[Stored data]

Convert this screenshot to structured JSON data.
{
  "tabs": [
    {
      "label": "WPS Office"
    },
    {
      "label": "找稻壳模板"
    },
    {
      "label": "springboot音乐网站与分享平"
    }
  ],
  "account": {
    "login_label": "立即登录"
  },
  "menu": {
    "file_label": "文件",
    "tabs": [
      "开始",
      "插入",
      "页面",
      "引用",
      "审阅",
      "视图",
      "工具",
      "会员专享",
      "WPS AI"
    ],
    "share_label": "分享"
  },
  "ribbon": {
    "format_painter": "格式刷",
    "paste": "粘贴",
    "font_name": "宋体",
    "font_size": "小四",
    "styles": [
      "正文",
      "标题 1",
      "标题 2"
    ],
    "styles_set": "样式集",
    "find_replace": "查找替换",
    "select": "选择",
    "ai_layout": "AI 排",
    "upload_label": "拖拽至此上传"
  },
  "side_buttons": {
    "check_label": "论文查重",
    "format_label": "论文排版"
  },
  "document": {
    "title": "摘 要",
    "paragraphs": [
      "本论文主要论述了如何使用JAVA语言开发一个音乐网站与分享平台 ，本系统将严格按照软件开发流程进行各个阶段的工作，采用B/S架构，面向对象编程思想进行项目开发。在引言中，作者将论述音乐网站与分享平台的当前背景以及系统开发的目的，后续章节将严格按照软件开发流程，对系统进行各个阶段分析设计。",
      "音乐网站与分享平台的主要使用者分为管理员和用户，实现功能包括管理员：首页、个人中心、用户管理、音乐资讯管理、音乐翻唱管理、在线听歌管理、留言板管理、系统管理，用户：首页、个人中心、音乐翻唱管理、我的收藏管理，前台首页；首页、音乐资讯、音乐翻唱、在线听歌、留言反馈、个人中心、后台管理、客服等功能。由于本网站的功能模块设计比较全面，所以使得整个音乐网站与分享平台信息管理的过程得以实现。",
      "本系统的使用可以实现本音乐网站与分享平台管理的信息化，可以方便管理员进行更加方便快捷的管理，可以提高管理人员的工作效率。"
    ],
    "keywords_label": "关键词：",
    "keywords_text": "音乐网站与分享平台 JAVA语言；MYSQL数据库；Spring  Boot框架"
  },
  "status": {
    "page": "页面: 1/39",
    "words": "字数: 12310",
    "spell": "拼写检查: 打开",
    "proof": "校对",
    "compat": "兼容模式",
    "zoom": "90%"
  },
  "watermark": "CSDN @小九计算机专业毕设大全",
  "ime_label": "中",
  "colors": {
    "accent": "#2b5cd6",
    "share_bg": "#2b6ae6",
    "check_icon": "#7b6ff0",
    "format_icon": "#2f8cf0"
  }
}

AIM:
Every record shown above must be echoed exactly.

RESULT:
Convert this screenshot to structured JSON data.
{
  "tabs": [
    {
      "label": "WPS Office"
    },
    {
      "label": "找稻壳模板"
    },
    {
      "label": "springboot音乐网站与分享平"
    }
  ],
  "account": {
    "login_label": "立即登录"
  },
  "menu": {
    "file_label": "文件",
    "tabs": [
      "开始",
      "插入",
      "页面",
      "引用",
      "审阅",
      "视图",
      "工具",
      "会员专享",
      "WPS AI"
    ],
    "share_label": "分享"
  },
  "ribbon": {
    "format_painter": "格式刷",
    "paste": "粘贴",
    "font_name": "宋体",
    "font_size": "小四",
    "styles": [
      "正文",
      "标题 1",
      "标题 2"
    ],
    "styles_set": "样式集",
    "find_replace": "查找替换",
    "select": "选择",
    "ai_layout": "AI 排",
    "upload_label": "拖拽至此上传"
  },
  "side_buttons": {
    "check_label": "论文查重",
    "format_label": "论文排版"
  },
  "document": {
    "title": "摘 要",
    "paragraphs": [
      "本论文主要论述了如何使用JAVA语言开发一个音乐网站与分享平台 ，本系统将严格按照软件开发流程进行各个阶段的工作，采用B/S架构，面向对象编程思想进行项目开发。在引言中，作者将论述音乐网站与分享平台的当前背景以及系统开发的目的，后续章节将严格按照软件开发流程，对系统进行各个阶段分析设计。",
      "音乐网站与分享平台的主要使用者分为管理员和用户，实现功能包括管理员：首页、个人中心、用户管理、音乐资讯管理、音乐翻唱管理、在线听歌管理、留言板管理、系统管理，用户：首页、个人中心、音乐翻唱管理、我的收藏管理，前台首页；首页、音乐资讯、音乐翻唱、在线听歌、留言反馈、个人中心、后台管理、客服等功能。由于本网站的功能模块设计比较全面，所以使得整个音乐网站与分享平台信息管理的过程得以实现。",
      "本系统的使用可以实现本音乐网站与分享平台管理的信息化，可以方便管理员进行更加方便快捷的管理，可以提高管理人员的工作效率。"
    ],
    "keywords_label": "关键词：",
    "keywords_text": "音乐网站与分享平台 JAVA语言；MYSQL数据库；Spring  Boot框架"
  },
  "status": {
    "page": "页面: 1/39",
    "words": "字数: 12310",
    "spell": "拼写检查: 打开",
    "proof": "校对",
    "compat": "兼容模式",
    "zoom": "90%"
  },
  "watermark": "CSDN @小九计算机专业毕设大全",
  "ime_label": "中",
  "colors": {
    "accent": "#2b5cd6",
    "share_bg": "#2b6ae6",
    "check_icon": "#7b6ff0",
    "format_icon": "#2f8cf0"
  }
}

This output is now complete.